-- START --

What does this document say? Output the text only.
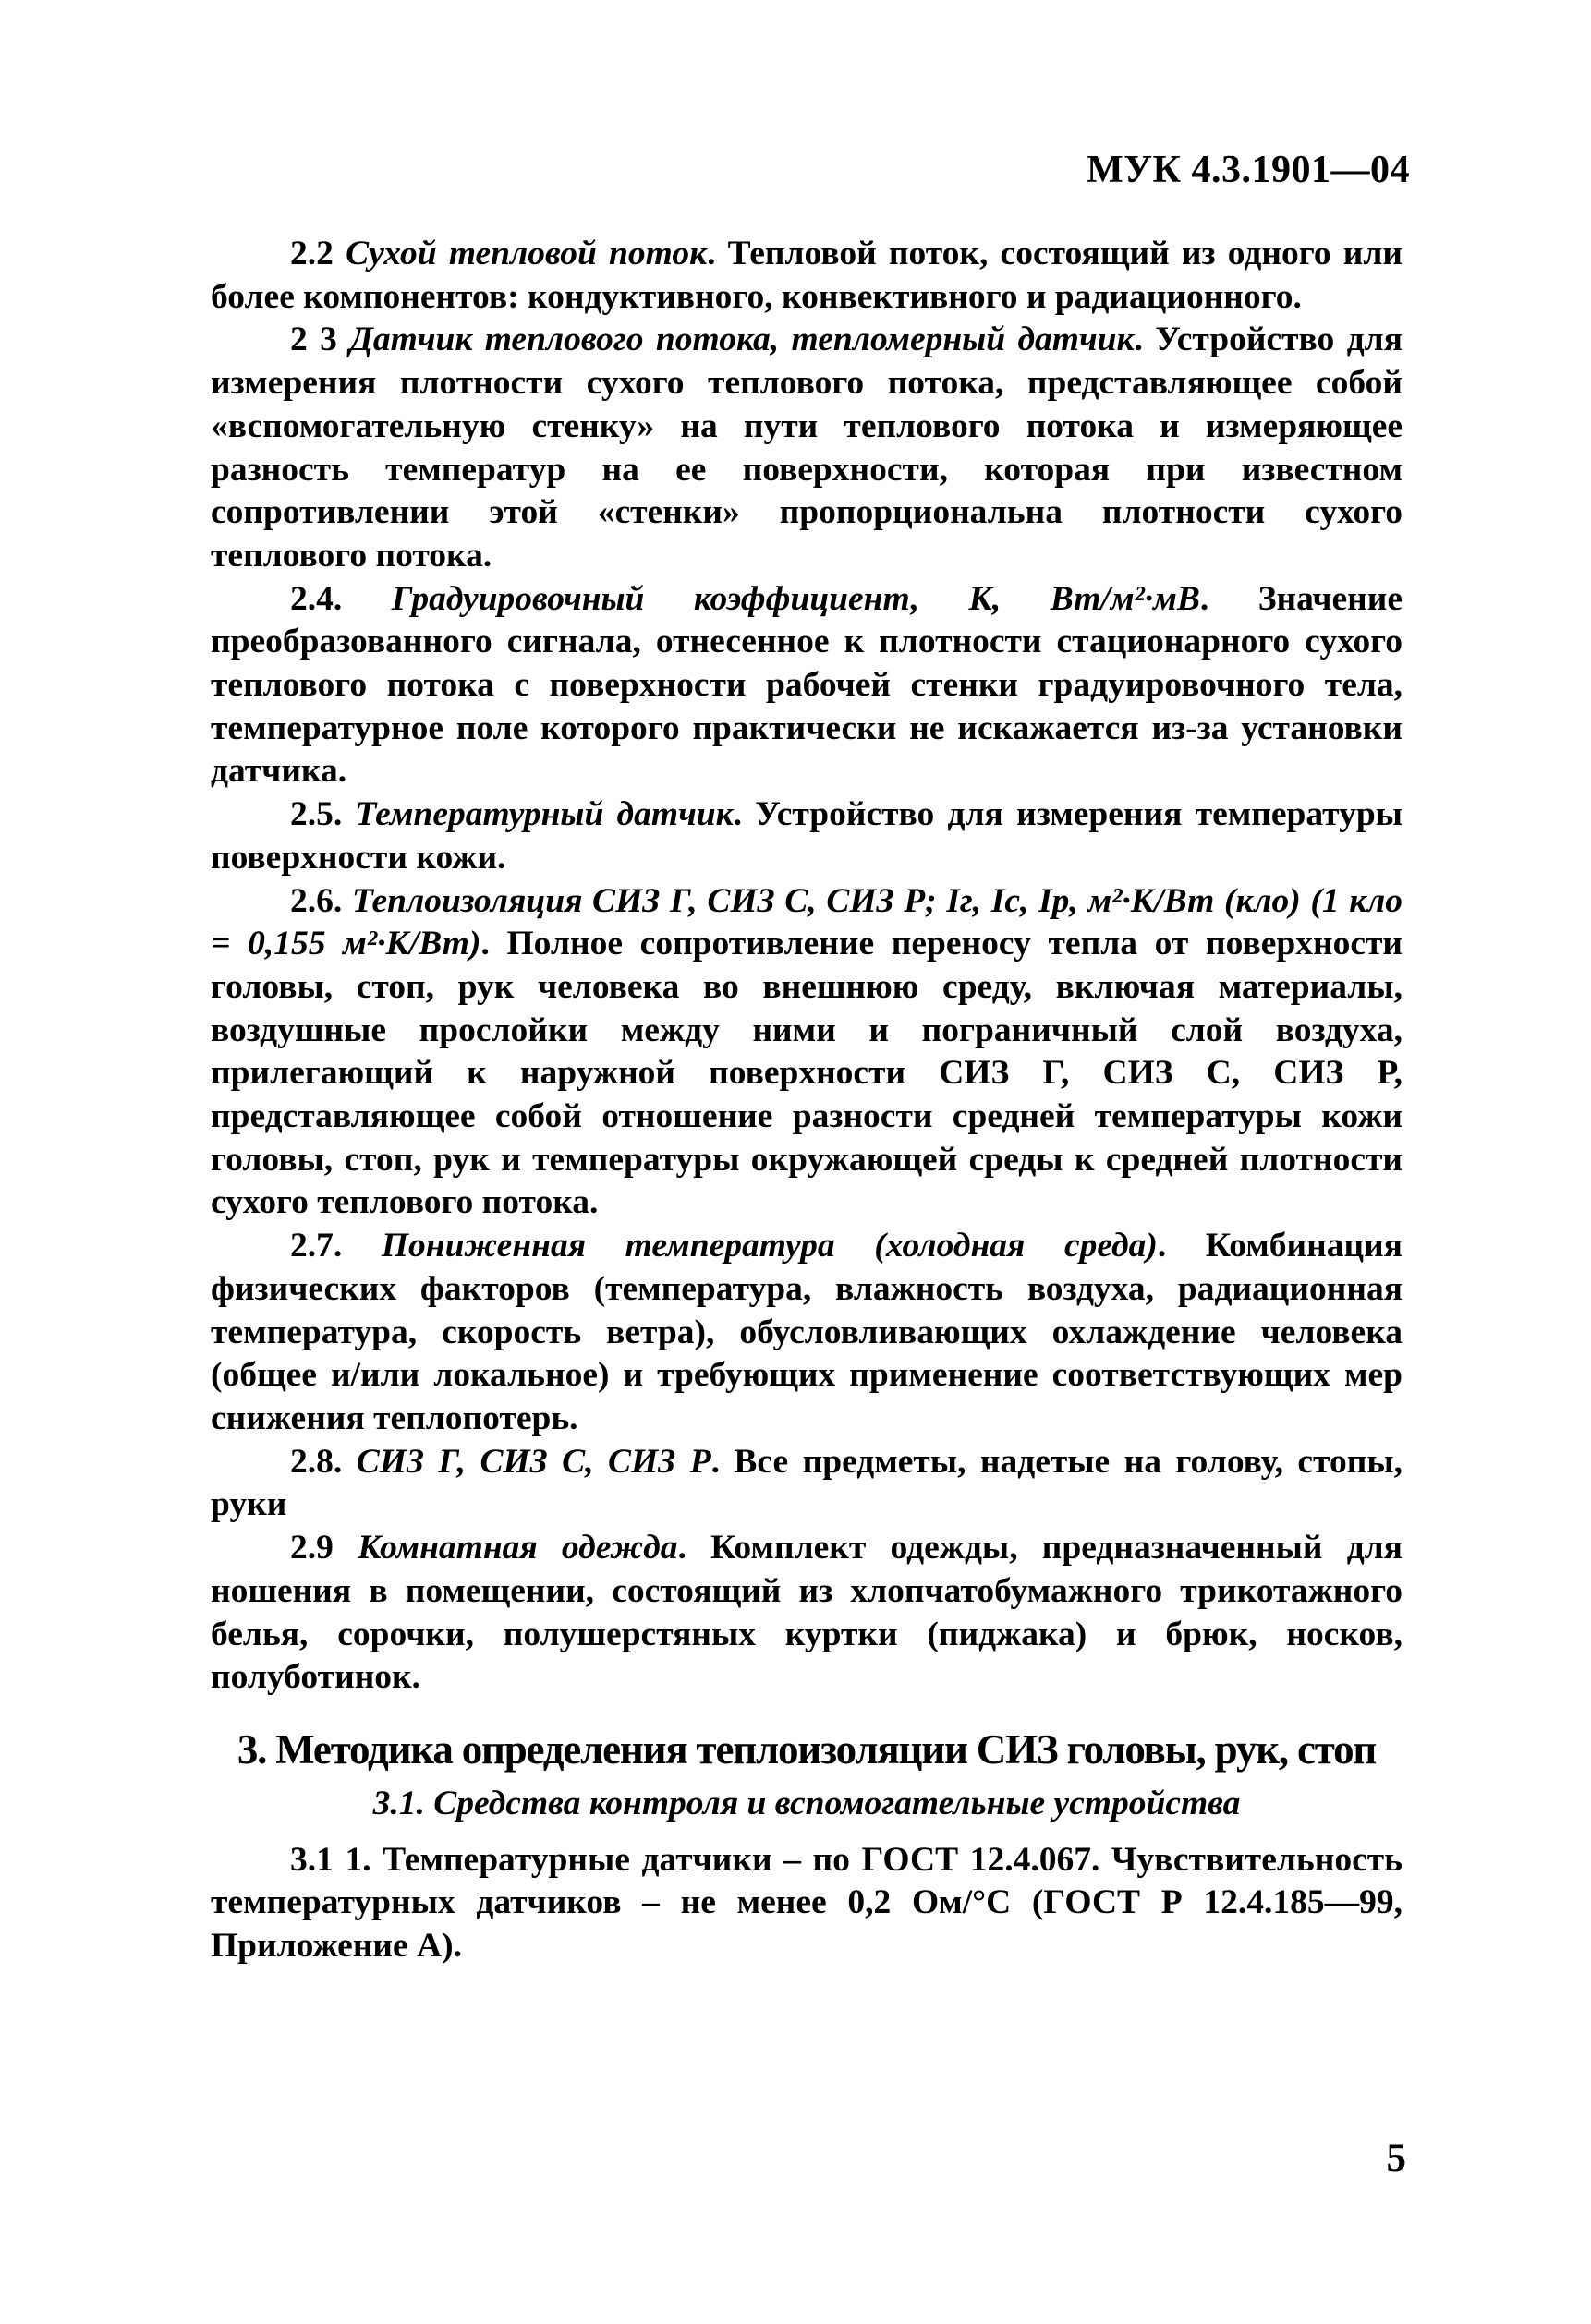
МУК 4.3.1901—04

2.2 Сухой тепловой поток. Тепловой поток, состоящий из одного или более компонентов: кондуктивного, конвективного и радиационного.

2 3 Датчик теплового потока, тепломерный датчик. Устройство для измерения плотности сухого теплового потока, представляющее собой «вспомогательную стенку» на пути теплового потока и измеряющее разность температур на ее поверхности, которая при известном сопротивлении этой «стенки» пропорциональна плотности сухого теплового потока.

2.4. Градуировочный коэффициент, К, Вт/м²·мВ. Значение преобразованного сигнала, отнесенное к плотности стационарного сухого теплового потока с поверхности рабочей стенки градуировочного тела, температурное поле которого практически не искажается из-за установки датчика.

2.5. Температурный датчик. Устройство для измерения температуры поверхности кожи.

2.6. Теплоизоляция СИЗ Г, СИЗ С, СИЗ Р; Iг, Iс, Iр, м²·К/Вт (кло) (1 кло = 0,155 м²·К/Вт). Полное сопротивление переносу тепла от поверхности головы, стоп, рук человека во внешнюю среду, включая материалы, воздушные прослойки между ними и пограничный слой воздуха, прилегающий к наружной поверхности СИЗ Г, СИЗ С, СИЗ Р, представляющее собой отношение разности средней температуры кожи головы, стоп, рук и температуры окружающей среды к средней плотности сухого теплового потока.

2.7. Пониженная температура (холодная среда). Комбинация физических факторов (температура, влажность воздуха, радиационная температура, скорость ветра), обусловливающих охлаждение человека (общее и/или локальное) и требующих применение соответствующих мер снижения теплопотерь.

2.8. СИЗ Г, СИЗ С, СИЗ Р. Все предметы, надетые на голову, стопы, руки

2.9 Комнатная одежда. Комплект одежды, предназначенный для ношения в помещении, состоящий из хлопчатобумажного трикотажного белья, сорочки, полушерстяных куртки (пиджака) и брюк, носков, полуботинок.

3. Методика определения теплоизоляции СИЗ головы, рук, стоп
3.1. Средства контроля и вспомогательные устройства

3.1 1. Температурные датчики – по ГОСТ 12.4.067. Чувствительность температурных датчиков – не менее 0,2 Ом/°С (ГОСТ Р 12.4.185—99, Приложение А).

5
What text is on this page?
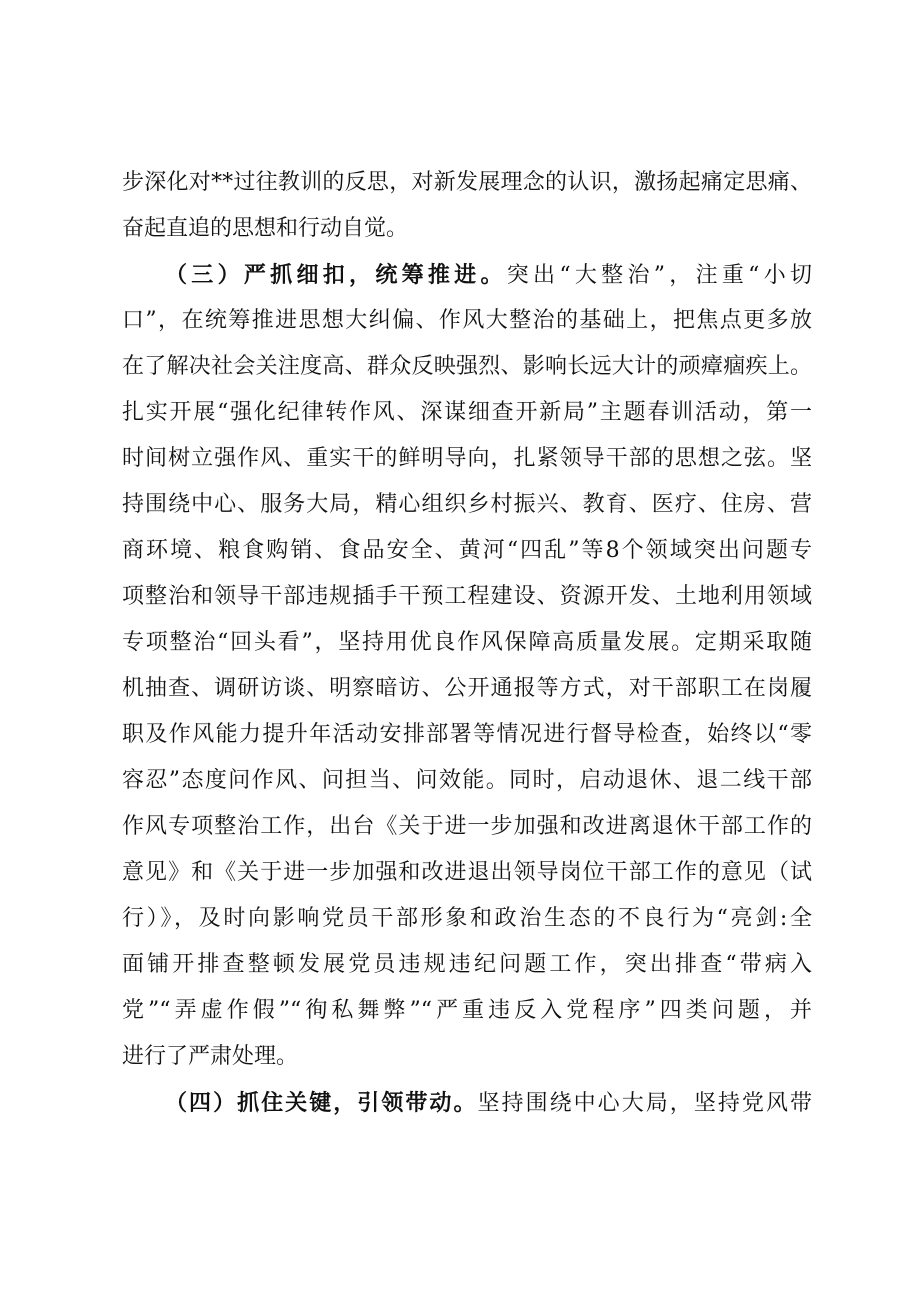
步深化对**过往教训的反思，对新发展理念的认识，激扬起痛定思痛、
奋起直追的思想和行动自觉。
（三）严抓细扣，统筹推进。突出“大整治”，注重“小切
口”，在统筹推进思想大纠偏、作风大整治的基础上，把焦点更多放
在了解决社会关注度高、群众反映强烈、影响长远大计的顽瘴痼疾上。
扎实开展“强化纪律转作风、深谋细查开新局”主题春训活动，第一
时间树立强作风、重实干的鲜明导向，扎紧领导干部的思想之弦。坚
持围绕中心、服务大局，精心组织乡村振兴、教育、医疗、住房、营
商环境、粮食购销、食品安全、黄河“四乱”等8个领域突出问题专
项整治和领导干部违规插手干预工程建设、资源开发、土地利用领域
专项整治“回头看”，坚持用优良作风保障高质量发展。定期采取随
机抽查、调研访谈、明察暗访、公开通报等方式，对干部职工在岗履
职及作风能力提升年活动安排部署等情况进行督导检查，始终以“零
容忍”态度问作风、问担当、问效能。同时，启动退休、退二线干部
作风专项整治工作，出台《关于进一步加强和改进离退休干部工作的
意见》和《关于进一步加强和改进退出领导岗位干部工作的意见（试
行）》，及时向影响党员干部形象和政治生态的不良行为“亮剑:全
面铺开排查整顿发展党员违规违纪问题工作，突出排查“带病入
党”“弄虚作假”“徇私舞弊”“严重违反入党程序”四类问题，并
进行了严肃处理。
（四）抓住关键，引领带动。坚持围绕中心大局，坚持党风带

-- END --

**Work to be completed:**
Each entry should be repeated exactly as it appears; the pictures stay out.

**Complete response:**
What does this document say? Output the text only.
МУК 4.3.1901—04

2.2 Сухой тепловой поток. Тепловой поток, состоящий из одного или более компонентов: кондуктивного, конвективного и радиационного.

2 3 Датчик теплового потока, тепломерный датчик. Устройство для измерения плотности сухого теплового потока, представляющее собой «вспомогательную стенку» на пути теплового потока и измеряющее разность температур на ее поверхности, которая при известном сопротивлении этой «стенки» пропорциональна плотности сухого теплового потока.

2.4. Градуировочный коэффициент, К, Вт/м²·мВ. Значение преобразованного сигнала, отнесенное к плотности стационарного сухого теплового потока с поверхности рабочей стенки градуировочного тела, температурное поле которого практически не искажается из-за установки датчика.

2.5. Температурный датчик. Устройство для измерения температуры поверхности кожи.

2.6. Теплоизоляция СИЗ Г, СИЗ С, СИЗ Р; Iг, Iс, Iр, м²·К/Вт (кло) (1 кло = 0,155 м²·К/Вт). Полное сопротивление переносу тепла от поверхности головы, стоп, рук человека во внешнюю среду, включая материалы, воздушные прослойки между ними и пограничный слой воздуха, прилегающий к наружной поверхности СИЗ Г, СИЗ С, СИЗ Р, представляющее собой отношение разности средней температуры кожи головы, стоп, рук и температуры окружающей среды к средней плотности сухого теплового потока.

2.7. Пониженная температура (холодная среда). Комбинация физических факторов (температура, влажность воздуха, радиационная температура, скорость ветра), обусловливающих охлаждение человека (общее и/или локальное) и требующих применение соответствующих мер снижения теплопотерь.

2.8. СИЗ Г, СИЗ С, СИЗ Р. Все предметы, надетые на голову, стопы, руки

2.9 Комнатная одежда. Комплект одежды, предназначенный для ношения в помещении, состоящий из хлопчатобумажного трикотажного белья, сорочки, полушерстяных куртки (пиджака) и брюк, носков, полуботинок.

3. Методика определения теплоизоляции СИЗ головы, рук, стоп
3.1. Средства контроля и вспомогательные устройства

3.1 1. Температурные датчики – по ГОСТ 12.4.067. Чувствительность температурных датчиков – не менее 0,2 Ом/°С (ГОСТ Р 12.4.185—99, Приложение А).

5
What text is on this page?
步深化对**过往教训的反思，对新发展理念的认识，激扬起痛定思痛、
奋起直追的思想和行动自觉。
（三）严抓细扣，统筹推进。突出“大整治”，注重“小切
口”，在统筹推进思想大纠偏、作风大整治的基础上，把焦点更多放
在了解决社会关注度高、群众反映强烈、影响长远大计的顽瘴痼疾上。
扎实开展“强化纪律转作风、深谋细查开新局”主题春训活动，第一
时间树立强作风、重实干的鲜明导向，扎紧领导干部的思想之弦。坚
持围绕中心、服务大局，精心组织乡村振兴、教育、医疗、住房、营
商环境、粮食购销、食品安全、黄河“四乱”等8个领域突出问题专
项整治和领导干部违规插手干预工程建设、资源开发、土地利用领域
专项整治“回头看”，坚持用优良作风保障高质量发展。定期采取随
机抽查、调研访谈、明察暗访、公开通报等方式，对干部职工在岗履
职及作风能力提升年活动安排部署等情况进行督导检查，始终以“零
容忍”态度问作风、问担当、问效能。同时，启动退休、退二线干部
作风专项整治工作，出台《关于进一步加强和改进离退休干部工作的
意见》和《关于进一步加强和改进退出领导岗位干部工作的意见（试
行）》，及时向影响党员干部形象和政治生态的不良行为“亮剑:全
面铺开排查整顿发展党员违规违纪问题工作，突出排查“带病入
党”“弄虚作假”“徇私舞弊”“严重违反入党程序”四类问题，并
进行了严肃处理。
（四）抓住关键，引领带动。坚持围绕中心大局，坚持党风带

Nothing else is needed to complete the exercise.